(Collected data entries)
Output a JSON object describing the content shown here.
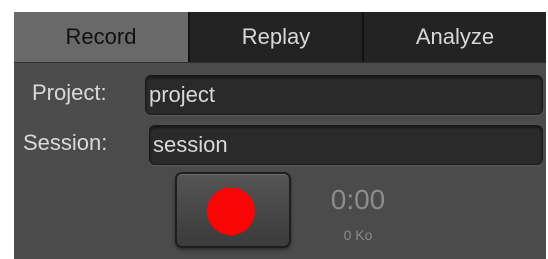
{
  "tabs": [
    {
      "label": "Record",
      "active": true
    },
    {
      "label": "Replay",
      "active": false
    },
    {
      "label": "Analyze",
      "active": false
    }
  ],
  "form": {
    "project_label": "Project:",
    "project_value": "project",
    "session_label": "Session:",
    "session_value": "session"
  },
  "recorder": {
    "record_icon": "record-circle-icon",
    "record_color": "#fa0505",
    "elapsed_time": "0:00",
    "data_size": "0 Ko"
  },
  "colors": {
    "panel_bg": "#4b4b4b",
    "tab_inactive_bg": "#232323",
    "tab_active_bg": "#696969",
    "field_bg": "#2a2a2a",
    "text": "#d9d9d9"
  }
}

Exercise description:
Except for the pictures, give all the material above again verbatim.

Result for this task:
Output a JSON object describing the content shown here.
{
  "tabs": [
    {
      "label": "Record",
      "active": true
    },
    {
      "label": "Replay",
      "active": false
    },
    {
      "label": "Analyze",
      "active": false
    }
  ],
  "form": {
    "project_label": "Project:",
    "project_value": "project",
    "session_label": "Session:",
    "session_value": "session"
  },
  "recorder": {
    "record_icon": "record-circle-icon",
    "record_color": "#fa0505",
    "elapsed_time": "0:00",
    "data_size": "0 Ko"
  },
  "colors": {
    "panel_bg": "#4b4b4b",
    "tab_inactive_bg": "#232323",
    "tab_active_bg": "#696969",
    "field_bg": "#2a2a2a",
    "text": "#d9d9d9"
  }
}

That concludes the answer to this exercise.